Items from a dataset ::

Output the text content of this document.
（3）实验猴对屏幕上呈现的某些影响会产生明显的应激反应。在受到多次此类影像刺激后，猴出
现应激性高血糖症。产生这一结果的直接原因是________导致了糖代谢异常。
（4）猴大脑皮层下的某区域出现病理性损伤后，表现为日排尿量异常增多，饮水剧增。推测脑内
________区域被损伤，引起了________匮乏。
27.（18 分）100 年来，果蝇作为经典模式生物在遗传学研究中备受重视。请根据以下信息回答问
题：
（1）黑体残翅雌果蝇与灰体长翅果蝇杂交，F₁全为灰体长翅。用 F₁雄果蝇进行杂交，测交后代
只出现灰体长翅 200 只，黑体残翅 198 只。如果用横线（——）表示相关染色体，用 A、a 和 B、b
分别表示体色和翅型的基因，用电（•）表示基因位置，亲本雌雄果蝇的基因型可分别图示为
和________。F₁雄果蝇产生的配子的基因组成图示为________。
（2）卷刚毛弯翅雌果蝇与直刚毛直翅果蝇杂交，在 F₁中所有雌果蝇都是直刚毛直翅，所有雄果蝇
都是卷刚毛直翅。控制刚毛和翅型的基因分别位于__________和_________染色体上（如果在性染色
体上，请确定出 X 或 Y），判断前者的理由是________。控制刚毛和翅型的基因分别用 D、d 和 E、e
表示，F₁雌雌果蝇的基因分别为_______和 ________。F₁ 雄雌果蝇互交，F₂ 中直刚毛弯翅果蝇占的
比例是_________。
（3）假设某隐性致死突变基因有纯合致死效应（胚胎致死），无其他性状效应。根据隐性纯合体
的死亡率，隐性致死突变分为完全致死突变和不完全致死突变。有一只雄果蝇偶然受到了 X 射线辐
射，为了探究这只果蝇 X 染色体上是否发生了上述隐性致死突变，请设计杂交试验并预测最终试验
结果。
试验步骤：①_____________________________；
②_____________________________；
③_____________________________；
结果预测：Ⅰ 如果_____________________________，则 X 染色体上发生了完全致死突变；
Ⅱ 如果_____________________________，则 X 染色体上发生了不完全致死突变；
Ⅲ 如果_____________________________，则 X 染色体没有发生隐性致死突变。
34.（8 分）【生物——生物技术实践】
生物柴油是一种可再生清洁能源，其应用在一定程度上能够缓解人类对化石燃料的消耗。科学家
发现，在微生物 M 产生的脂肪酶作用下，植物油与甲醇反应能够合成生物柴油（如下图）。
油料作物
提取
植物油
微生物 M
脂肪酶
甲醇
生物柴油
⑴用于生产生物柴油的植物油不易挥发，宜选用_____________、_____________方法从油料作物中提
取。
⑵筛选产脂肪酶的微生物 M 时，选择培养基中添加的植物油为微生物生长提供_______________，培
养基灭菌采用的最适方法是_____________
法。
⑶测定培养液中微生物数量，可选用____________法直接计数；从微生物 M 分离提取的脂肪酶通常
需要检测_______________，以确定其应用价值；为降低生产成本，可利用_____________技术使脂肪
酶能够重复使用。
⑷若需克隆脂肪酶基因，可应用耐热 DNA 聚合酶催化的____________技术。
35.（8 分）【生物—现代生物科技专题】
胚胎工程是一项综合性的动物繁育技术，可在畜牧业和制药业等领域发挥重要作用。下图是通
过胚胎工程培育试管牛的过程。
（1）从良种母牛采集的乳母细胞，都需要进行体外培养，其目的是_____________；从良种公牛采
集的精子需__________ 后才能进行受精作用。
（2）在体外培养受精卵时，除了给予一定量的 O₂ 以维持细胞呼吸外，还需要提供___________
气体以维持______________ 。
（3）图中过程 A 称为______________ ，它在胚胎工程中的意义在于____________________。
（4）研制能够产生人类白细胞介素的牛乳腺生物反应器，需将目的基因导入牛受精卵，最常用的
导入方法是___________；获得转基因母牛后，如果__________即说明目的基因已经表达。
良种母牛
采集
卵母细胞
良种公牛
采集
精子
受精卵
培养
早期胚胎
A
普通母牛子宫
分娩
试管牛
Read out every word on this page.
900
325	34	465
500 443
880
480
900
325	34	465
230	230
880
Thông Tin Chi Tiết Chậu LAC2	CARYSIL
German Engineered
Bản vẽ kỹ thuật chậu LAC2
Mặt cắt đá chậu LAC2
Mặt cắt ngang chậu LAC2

The task ::
Restate the whole listing exactly, leaving out nothing.

Answer to this exercise ::
Output the text content of this document.
（3）实验猴对屏幕上呈现的某些影响会产生明显的应激反应。在受到多次此类影像刺激后，猴出
现应激性高血糖症。产生这一结果的直接原因是________导致了糖代谢异常。
（4）猴大脑皮层下的某区域出现病理性损伤后，表现为日排尿量异常增多，饮水剧增。推测脑内
________区域被损伤，引起了________匮乏。
27.（18 分）100 年来，果蝇作为经典模式生物在遗传学研究中备受重视。请根据以下信息回答问
题：
（1）黑体残翅雌果蝇与灰体长翅果蝇杂交，F₁全为灰体长翅。用 F₁雄果蝇进行杂交，测交后代
只出现灰体长翅 200 只，黑体残翅 198 只。如果用横线（——）表示相关染色体，用 A、a 和 B、b
分别表示体色和翅型的基因，用电（•）表示基因位置，亲本雌雄果蝇的基因型可分别图示为
和________。F₁雄果蝇产生的配子的基因组成图示为________。
（2）卷刚毛弯翅雌果蝇与直刚毛直翅果蝇杂交，在 F₁中所有雌果蝇都是直刚毛直翅，所有雄果蝇
都是卷刚毛直翅。控制刚毛和翅型的基因分别位于__________和_________染色体上（如果在性染色
体上，请确定出 X 或 Y），判断前者的理由是________。控制刚毛和翅型的基因分别用 D、d 和 E、e
表示，F₁雌雌果蝇的基因分别为_______和 ________。F₁ 雄雌果蝇互交，F₂ 中直刚毛弯翅果蝇占的
比例是_________。
（3）假设某隐性致死突变基因有纯合致死效应（胚胎致死），无其他性状效应。根据隐性纯合体
的死亡率，隐性致死突变分为完全致死突变和不完全致死突变。有一只雄果蝇偶然受到了 X 射线辐
射，为了探究这只果蝇 X 染色体上是否发生了上述隐性致死突变，请设计杂交试验并预测最终试验
结果。
试验步骤：①_____________________________；
②_____________________________；
③_____________________________；
结果预测：Ⅰ 如果_____________________________，则 X 染色体上发生了完全致死突变；
Ⅱ 如果_____________________________，则 X 染色体上发生了不完全致死突变；
Ⅲ 如果_____________________________，则 X 染色体没有发生隐性致死突变。
34.（8 分）【生物——生物技术实践】
生物柴油是一种可再生清洁能源，其应用在一定程度上能够缓解人类对化石燃料的消耗。科学家
发现，在微生物 M 产生的脂肪酶作用下，植物油与甲醇反应能够合成生物柴油（如下图）。
油料作物
提取
植物油
微生物 M
脂肪酶
甲醇
生物柴油
⑴用于生产生物柴油的植物油不易挥发，宜选用_____________、_____________方法从油料作物中提
取。
⑵筛选产脂肪酶的微生物 M 时，选择培养基中添加的植物油为微生物生长提供_______________，培
养基灭菌采用的最适方法是_____________
法。
⑶测定培养液中微生物数量，可选用____________法直接计数；从微生物 M 分离提取的脂肪酶通常
需要检测_______________，以确定其应用价值；为降低生产成本，可利用_____________技术使脂肪
酶能够重复使用。
⑷若需克隆脂肪酶基因，可应用耐热 DNA 聚合酶催化的____________技术。
35.（8 分）【生物—现代生物科技专题】
胚胎工程是一项综合性的动物繁育技术，可在畜牧业和制药业等领域发挥重要作用。下图是通
过胚胎工程培育试管牛的过程。
（1）从良种母牛采集的乳母细胞，都需要进行体外培养，其目的是_____________；从良种公牛采
集的精子需__________ 后才能进行受精作用。
（2）在体外培养受精卵时，除了给予一定量的 O₂ 以维持细胞呼吸外，还需要提供___________
气体以维持______________ 。
（3）图中过程 A 称为______________ ，它在胚胎工程中的意义在于____________________。
（4）研制能够产生人类白细胞介素的牛乳腺生物反应器，需将目的基因导入牛受精卵，最常用的
导入方法是___________；获得转基因母牛后，如果__________即说明目的基因已经表达。
良种母牛
采集
卵母细胞
良种公牛
采集
精子
受精卵
培养
早期胚胎
A
普通母牛子宫
分娩
试管牛
Read out every word on this page.
900
325	34	465
500 443
880
480
900
325	34	465
230	230
880
Thông Tin Chi Tiết Chậu LAC2	CARYSIL
German Engineered
Bản vẽ kỹ thuật chậu LAC2
Mặt cắt đá chậu LAC2
Mặt cắt ngang chậu LAC2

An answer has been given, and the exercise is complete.